*** SELECTED EXTRACT ***

Job market,
The government also announced a P27.1-billion relief package to aid affected sectors. This will go to programs for upskilling and reskilling of temporarily-displaced workers, zero-interest loans for small farmers and fisherfolk, wage subsidies or financial support for affected workers and firms, unemployment benefits and loans for micro, small, and medium enterprises.
However, analysts said the government should do more to further protect workers.
UP’s Mr. Ofreneo highlighted the central role of the government in a “wholeof-society” approach of providing social protection during the ongoing crisis.
“The government should save everybody, especially the workers. There should be a registry of employees identifying who are in the formal and informal sectors, at least per local government unit,” he said.
The whole-of-society approach refers to joint efforts of government agencies and the private sector in providing a common solution to a problem.
“It is understandable that daily wage earners need to be given priority as they will be the most vulnerable among workers. DoLE is on the right track, but they may need more resources for the program they rolled for the affected work force,” ADMU’s Mr. Ang said.
Mr. Ang said that during the community quarantine, the public and private sectors’ “resources should be coordinated and put to best use.”
“The public and private sectors can work together by funding logistics and movement of people within cities. Delivery services of food and essentials, mobility of health workers and other frontliners service such as those in supermarkets, drug stores, wet markets, security personnel should be subsidized and organized uniformly across the country. This should help keep afloat the public transport sector especially the daily earners,” he said.
For UA&P’s Mr. Terosa, the government’s stimulus package for workers “may not be sufficient.”

*** End of SELECTED EXTRACT ***
*** MATERIAL PROVIDED ***

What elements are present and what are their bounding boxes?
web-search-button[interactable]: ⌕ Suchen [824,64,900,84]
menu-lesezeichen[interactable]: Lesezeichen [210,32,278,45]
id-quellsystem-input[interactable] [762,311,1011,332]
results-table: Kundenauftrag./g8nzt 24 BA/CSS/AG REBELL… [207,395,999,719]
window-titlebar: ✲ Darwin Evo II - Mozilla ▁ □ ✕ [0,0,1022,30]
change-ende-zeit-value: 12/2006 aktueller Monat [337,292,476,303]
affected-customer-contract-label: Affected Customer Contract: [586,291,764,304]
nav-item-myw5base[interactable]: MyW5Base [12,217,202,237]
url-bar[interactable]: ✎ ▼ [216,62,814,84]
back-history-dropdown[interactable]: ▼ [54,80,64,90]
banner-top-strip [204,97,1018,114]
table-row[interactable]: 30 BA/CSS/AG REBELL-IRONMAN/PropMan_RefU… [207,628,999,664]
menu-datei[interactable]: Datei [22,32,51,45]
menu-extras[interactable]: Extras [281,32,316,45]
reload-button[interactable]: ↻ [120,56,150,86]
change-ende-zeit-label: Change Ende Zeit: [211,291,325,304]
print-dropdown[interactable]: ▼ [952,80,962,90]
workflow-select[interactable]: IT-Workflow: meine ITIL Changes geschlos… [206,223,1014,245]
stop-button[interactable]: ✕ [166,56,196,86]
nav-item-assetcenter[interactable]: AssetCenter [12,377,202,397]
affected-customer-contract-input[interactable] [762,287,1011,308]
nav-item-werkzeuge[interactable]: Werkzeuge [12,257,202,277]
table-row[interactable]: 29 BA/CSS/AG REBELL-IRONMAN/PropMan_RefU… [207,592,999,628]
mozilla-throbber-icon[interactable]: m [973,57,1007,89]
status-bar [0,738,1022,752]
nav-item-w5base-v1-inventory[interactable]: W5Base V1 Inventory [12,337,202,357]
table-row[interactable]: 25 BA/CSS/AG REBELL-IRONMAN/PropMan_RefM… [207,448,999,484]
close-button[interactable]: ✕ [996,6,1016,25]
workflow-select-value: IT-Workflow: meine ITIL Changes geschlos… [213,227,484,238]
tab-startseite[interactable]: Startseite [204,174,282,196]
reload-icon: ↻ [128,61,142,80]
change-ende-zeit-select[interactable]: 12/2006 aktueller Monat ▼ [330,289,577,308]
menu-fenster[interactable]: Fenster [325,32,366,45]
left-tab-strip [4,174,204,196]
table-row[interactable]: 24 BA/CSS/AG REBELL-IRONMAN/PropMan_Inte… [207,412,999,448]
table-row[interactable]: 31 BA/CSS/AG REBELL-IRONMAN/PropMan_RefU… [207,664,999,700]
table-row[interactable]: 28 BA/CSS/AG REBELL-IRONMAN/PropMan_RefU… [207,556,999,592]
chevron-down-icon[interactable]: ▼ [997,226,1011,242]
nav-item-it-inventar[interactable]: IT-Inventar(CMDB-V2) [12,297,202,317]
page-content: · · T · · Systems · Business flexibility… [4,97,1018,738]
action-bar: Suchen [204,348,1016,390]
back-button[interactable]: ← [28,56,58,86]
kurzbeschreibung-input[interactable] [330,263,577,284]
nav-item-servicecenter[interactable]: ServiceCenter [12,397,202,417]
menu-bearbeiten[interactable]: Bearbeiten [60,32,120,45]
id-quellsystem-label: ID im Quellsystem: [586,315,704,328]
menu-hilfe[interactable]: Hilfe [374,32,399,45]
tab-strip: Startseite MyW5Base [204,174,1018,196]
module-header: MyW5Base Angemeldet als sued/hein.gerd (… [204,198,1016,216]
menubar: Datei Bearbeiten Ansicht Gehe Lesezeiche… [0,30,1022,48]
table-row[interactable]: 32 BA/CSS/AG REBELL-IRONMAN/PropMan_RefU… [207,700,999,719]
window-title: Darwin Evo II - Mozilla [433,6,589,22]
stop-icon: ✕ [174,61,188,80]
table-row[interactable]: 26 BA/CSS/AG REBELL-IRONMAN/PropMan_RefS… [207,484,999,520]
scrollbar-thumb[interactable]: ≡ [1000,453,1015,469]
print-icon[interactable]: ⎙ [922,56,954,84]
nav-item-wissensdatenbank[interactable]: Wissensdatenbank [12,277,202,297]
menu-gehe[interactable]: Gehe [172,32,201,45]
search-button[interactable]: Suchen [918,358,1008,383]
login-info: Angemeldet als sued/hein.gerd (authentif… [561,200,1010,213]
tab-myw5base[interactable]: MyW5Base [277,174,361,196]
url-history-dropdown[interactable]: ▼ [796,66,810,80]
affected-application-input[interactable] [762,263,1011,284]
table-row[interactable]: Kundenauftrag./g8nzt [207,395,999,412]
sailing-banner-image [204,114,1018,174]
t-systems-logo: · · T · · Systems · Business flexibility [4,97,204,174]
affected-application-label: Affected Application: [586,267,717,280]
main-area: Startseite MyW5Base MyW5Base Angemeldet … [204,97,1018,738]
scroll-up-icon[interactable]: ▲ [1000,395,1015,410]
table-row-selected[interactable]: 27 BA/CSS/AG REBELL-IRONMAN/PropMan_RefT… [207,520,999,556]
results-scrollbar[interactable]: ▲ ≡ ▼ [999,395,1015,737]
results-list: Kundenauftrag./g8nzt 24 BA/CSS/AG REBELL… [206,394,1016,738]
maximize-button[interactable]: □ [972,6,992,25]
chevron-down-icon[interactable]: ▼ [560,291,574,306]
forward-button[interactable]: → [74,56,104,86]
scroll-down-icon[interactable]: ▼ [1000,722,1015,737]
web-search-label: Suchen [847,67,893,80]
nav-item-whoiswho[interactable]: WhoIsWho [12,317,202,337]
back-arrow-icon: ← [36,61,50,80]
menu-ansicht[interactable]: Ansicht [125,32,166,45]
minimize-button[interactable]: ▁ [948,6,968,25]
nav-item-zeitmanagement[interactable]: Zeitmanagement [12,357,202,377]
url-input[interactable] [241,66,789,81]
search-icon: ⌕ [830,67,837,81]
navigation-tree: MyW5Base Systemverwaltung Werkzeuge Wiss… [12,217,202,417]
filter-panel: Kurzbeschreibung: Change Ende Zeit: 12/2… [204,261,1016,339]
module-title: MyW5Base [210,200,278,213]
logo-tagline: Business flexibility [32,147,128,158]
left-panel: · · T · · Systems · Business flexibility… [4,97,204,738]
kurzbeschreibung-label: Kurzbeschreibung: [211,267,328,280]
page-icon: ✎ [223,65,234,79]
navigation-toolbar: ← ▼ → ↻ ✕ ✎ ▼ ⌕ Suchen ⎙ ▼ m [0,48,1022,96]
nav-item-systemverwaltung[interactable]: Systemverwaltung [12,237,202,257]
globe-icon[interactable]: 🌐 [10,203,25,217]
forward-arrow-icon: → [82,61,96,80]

*** End of MATERIAL PROVIDED ***

- WHAT TO DO:
**a)** From the job market text, list every program that the P27.1-billion relief package will fund.
**b)** Continue the job market text from its final sentence about Mr. Terosa.

- ANSWERS:
**a)**
- Upskilling and reskilling of temporarily-displaced workers
- Zero-interest loans for small farmers and fisherfolk
- Wage subsidies or financial support for affected workers and firms
- Unemployment benefits
- Loans for micro, small, and medium enterprises

**b)**
“If GDP will fall by 0.6-1 percentage point (ppt), around 30,000 to 50,000 jobs will be directly lost. The stimulus package may create only 15,000 to 17,000 jobs,” he said.
Aside from direct losses, Mr. Terosa also pointed to “disastrous” opportunity costs caused by the pandemic: “If GDP will fall by 0.6-1 ppt, 300,000 to 500,000 jobs would not be created and P500-800 billion pesos worth of goods would not be produced. Imagine that,” he said.
OUTLOOK
The latest LFS result puts the country’s unemployment rate at 5.3% and the underemployment rate at 14.8%, both of which were the lowest among the January rounds of the LFS since 2005.
This would most likely not be the case this year, economists said.
“Definitely unemployment figures will rise. Even if temporary, we might see a double-digit increase,” UP’s Mr. Ofreneo said.
UA&P’s Mr. Terosa said the low unemployment and underemployment rates will be not be maintained in the first half.
“First-quarter unemployment and underemployment rates will be slightly above last year’s rates, but [the second-quarter] unemployment rate can hover close to double-digits while underemployment rate can soar close to 18-20%,” he said.
“I believe that we need to wage war against the virus first and win the economic battle later… As long as the spread of the disease is palpably rampant, there is nothing much that everyone can do,” said Mr. Terosa said.